*GOAL OF THE EXERCISE:* Pick out every line in the data below that holds "from".

*DATA EXTRACT:*
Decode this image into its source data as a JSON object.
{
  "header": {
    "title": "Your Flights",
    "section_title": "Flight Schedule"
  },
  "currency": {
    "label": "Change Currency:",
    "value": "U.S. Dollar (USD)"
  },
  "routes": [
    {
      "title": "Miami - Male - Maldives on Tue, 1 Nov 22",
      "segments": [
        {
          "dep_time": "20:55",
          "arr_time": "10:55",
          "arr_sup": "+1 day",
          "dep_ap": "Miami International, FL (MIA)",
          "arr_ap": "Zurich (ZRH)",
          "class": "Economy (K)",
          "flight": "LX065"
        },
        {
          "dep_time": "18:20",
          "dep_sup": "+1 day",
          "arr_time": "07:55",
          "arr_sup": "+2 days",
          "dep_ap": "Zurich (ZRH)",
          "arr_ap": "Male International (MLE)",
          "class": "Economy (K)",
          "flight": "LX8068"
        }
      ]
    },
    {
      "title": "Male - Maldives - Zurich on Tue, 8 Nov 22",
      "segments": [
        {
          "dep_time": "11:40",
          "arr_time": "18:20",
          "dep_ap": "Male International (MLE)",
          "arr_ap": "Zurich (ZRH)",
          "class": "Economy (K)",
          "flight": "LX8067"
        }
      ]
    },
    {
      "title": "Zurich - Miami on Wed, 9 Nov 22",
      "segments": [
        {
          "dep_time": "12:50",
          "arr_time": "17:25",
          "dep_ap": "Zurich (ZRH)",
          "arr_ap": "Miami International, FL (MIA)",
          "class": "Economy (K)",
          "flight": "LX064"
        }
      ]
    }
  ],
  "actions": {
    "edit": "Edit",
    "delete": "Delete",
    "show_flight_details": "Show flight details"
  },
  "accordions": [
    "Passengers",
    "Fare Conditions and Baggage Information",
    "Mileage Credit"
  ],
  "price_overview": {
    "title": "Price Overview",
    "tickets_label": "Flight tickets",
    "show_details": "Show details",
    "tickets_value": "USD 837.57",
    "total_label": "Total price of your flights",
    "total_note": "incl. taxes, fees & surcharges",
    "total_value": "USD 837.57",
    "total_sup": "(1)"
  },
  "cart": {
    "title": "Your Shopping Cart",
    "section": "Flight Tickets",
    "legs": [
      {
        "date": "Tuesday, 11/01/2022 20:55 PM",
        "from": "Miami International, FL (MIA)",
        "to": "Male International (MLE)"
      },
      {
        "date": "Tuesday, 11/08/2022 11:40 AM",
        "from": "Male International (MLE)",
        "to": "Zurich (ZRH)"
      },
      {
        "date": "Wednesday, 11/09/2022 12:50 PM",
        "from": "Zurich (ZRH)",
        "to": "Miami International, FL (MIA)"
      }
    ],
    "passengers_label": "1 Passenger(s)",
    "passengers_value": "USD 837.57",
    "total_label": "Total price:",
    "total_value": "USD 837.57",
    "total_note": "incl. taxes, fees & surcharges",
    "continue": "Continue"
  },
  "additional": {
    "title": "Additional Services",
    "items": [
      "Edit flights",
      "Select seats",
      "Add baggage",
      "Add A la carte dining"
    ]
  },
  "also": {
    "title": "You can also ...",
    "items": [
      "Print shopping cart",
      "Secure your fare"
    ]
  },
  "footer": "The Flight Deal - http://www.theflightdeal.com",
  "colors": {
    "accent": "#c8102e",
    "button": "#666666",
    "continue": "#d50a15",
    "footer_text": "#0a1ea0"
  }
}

*RESPONSE TO THE TASK:*
        "from": "Miami International, FL (MIA)",
        "from": "Male International (MLE)",
        "from": "Zurich (ZRH)",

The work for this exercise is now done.